### Records provided

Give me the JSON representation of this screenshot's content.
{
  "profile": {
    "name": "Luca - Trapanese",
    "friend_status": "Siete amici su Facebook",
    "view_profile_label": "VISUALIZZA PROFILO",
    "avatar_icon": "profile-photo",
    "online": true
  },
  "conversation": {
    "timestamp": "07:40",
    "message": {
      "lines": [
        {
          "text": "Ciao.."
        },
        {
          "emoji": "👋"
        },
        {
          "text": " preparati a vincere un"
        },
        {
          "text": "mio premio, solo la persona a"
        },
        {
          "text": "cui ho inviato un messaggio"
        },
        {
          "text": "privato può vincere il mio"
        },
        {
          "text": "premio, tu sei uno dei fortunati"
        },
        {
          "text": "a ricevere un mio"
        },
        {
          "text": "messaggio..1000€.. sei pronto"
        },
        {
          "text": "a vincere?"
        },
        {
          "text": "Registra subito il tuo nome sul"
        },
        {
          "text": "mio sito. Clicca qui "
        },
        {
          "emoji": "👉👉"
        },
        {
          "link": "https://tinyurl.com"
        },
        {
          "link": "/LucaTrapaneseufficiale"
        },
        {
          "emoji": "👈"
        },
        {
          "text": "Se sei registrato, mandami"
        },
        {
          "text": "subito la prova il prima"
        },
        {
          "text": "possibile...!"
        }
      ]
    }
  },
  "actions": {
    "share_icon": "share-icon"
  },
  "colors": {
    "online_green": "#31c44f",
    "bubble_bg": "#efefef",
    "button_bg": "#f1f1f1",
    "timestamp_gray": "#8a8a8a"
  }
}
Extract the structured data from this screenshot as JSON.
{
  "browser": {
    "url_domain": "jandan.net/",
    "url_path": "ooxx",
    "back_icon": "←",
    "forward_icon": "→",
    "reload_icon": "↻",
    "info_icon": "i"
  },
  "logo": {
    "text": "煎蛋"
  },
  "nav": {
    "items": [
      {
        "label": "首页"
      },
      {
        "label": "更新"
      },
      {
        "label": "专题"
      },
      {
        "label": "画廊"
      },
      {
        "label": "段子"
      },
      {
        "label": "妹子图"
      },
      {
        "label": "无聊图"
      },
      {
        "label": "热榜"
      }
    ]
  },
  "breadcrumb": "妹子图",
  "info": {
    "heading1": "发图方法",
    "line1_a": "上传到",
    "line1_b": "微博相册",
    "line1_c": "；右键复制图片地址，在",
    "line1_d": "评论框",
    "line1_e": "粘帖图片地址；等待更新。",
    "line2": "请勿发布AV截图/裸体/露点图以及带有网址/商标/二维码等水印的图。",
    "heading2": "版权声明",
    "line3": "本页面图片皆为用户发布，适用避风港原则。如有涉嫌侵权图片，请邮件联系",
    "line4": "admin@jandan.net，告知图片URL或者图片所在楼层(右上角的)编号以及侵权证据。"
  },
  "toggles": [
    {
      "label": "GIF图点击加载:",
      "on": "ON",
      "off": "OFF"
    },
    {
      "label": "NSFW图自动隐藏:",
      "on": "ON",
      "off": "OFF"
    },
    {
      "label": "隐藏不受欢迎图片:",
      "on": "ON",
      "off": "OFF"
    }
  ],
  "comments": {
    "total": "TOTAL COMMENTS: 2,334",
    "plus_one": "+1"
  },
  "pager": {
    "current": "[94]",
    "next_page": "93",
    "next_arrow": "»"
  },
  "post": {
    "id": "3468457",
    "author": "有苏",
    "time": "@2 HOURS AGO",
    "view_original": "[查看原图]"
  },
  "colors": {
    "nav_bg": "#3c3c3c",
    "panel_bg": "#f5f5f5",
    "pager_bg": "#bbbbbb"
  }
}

### The request
Copy out every line holding the string "subito".

### Result of the exercise
          "text": "Registra subito il tuo nome sul"
          "text": "subito la prova il prima"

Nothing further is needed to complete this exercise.